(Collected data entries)
◆ ◆ ◆ ◆ ◆
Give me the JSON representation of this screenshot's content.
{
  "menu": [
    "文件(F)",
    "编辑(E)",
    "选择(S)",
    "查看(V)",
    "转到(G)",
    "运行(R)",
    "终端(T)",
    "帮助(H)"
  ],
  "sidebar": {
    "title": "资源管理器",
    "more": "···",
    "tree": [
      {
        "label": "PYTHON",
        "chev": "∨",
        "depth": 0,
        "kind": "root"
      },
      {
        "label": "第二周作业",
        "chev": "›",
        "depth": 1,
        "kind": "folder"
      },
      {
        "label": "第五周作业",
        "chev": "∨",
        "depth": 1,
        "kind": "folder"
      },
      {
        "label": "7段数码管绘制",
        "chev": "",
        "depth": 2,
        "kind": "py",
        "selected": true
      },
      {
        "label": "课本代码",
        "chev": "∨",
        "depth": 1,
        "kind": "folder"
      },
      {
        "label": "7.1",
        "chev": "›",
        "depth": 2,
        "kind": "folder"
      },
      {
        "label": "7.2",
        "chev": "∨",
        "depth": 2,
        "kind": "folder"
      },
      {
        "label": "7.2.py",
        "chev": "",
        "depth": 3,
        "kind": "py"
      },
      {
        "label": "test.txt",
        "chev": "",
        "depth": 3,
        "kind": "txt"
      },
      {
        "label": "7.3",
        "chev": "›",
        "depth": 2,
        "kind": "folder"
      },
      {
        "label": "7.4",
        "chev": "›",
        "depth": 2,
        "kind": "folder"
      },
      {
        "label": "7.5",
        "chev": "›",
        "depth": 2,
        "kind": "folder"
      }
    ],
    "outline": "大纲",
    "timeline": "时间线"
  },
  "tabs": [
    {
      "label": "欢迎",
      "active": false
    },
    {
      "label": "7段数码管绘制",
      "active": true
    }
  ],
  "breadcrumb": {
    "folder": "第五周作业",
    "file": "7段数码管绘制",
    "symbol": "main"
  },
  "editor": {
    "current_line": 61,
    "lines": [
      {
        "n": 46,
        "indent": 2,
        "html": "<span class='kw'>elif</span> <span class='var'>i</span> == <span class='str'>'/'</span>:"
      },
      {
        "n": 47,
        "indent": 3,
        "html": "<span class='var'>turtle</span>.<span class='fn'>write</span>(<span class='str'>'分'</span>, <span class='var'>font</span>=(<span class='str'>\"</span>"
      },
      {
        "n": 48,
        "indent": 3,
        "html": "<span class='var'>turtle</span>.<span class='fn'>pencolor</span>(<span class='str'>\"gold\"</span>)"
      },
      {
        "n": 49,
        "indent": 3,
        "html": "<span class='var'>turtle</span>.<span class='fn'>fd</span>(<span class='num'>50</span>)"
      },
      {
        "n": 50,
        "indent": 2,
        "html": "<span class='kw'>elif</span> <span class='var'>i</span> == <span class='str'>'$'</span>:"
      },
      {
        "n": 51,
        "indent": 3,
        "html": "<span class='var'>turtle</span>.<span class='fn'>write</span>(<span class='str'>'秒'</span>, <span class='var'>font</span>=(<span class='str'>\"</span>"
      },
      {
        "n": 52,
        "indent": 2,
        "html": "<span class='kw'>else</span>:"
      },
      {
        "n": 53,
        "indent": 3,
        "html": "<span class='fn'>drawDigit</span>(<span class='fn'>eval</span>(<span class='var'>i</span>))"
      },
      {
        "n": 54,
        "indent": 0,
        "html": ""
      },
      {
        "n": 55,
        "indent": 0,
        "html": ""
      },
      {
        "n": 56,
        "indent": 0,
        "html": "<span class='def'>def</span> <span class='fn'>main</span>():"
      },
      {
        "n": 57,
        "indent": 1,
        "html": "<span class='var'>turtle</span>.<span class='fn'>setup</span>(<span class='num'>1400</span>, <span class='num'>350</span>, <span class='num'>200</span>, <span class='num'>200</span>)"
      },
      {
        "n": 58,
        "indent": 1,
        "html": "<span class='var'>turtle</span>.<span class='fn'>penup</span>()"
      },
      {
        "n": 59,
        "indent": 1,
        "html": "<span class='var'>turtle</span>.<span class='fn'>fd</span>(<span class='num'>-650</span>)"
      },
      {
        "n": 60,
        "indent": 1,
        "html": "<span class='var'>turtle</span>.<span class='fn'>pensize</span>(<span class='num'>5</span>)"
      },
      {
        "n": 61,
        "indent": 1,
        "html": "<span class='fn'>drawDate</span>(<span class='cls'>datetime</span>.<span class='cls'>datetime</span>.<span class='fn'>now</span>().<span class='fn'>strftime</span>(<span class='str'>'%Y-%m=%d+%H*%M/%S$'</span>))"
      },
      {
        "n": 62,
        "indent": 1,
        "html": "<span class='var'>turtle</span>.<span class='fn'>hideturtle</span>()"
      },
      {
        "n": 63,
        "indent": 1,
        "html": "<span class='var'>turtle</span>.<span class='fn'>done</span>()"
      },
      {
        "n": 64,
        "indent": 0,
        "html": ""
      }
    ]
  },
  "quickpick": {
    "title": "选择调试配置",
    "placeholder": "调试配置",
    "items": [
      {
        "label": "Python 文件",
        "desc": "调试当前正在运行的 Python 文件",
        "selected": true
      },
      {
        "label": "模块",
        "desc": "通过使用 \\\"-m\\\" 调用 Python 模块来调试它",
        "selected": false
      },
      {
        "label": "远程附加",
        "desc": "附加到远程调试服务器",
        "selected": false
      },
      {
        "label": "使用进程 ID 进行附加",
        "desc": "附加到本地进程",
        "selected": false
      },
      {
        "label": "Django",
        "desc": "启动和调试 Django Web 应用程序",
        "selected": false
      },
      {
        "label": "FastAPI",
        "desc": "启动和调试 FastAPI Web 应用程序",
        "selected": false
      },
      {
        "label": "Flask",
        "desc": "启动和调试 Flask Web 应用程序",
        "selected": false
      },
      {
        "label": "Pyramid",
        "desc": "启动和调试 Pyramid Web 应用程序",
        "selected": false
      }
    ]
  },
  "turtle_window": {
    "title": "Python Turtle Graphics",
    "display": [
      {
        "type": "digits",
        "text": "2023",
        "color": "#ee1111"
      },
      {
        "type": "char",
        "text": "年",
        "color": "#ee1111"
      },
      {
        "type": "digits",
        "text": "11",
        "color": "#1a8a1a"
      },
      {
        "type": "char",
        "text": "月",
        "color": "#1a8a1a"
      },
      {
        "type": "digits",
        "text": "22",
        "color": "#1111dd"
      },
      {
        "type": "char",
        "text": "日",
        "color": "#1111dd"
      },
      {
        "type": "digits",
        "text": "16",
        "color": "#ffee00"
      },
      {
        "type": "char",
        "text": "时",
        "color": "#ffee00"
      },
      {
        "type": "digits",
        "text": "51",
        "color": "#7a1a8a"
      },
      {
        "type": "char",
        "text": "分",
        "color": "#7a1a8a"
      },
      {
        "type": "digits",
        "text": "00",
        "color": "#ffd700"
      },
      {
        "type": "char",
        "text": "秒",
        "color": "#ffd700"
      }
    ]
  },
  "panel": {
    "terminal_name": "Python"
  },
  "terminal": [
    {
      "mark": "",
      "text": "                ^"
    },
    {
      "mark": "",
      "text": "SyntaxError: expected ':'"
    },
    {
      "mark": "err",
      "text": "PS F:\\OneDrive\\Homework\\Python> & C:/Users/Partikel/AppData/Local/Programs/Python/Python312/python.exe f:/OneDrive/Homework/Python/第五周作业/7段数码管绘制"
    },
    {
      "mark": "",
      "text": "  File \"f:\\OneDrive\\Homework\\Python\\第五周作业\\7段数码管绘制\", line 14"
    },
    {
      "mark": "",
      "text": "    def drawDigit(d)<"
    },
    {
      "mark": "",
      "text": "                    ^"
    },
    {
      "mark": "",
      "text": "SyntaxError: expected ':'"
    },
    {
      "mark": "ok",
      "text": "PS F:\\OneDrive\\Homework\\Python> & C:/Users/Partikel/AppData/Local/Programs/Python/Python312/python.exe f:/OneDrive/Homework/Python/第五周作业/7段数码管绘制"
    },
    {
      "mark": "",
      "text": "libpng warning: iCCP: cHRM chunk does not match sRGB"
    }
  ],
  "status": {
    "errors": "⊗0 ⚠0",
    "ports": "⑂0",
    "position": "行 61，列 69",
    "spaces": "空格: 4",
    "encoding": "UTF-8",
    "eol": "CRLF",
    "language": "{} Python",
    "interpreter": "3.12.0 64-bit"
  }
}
◆ ◆ ◆ ◆ ◆
# WORK TO COMPLETE:
Check each line of the records above for "drawDigit", and copy those that have it.

# RESULT OF THE EXERCISE:
        "html": "<span class='fn'>drawDigit</span>(<span class='fn'>eval</span>(<span class='var'>i</span>))"
      "text": "    def drawDigit(d)<"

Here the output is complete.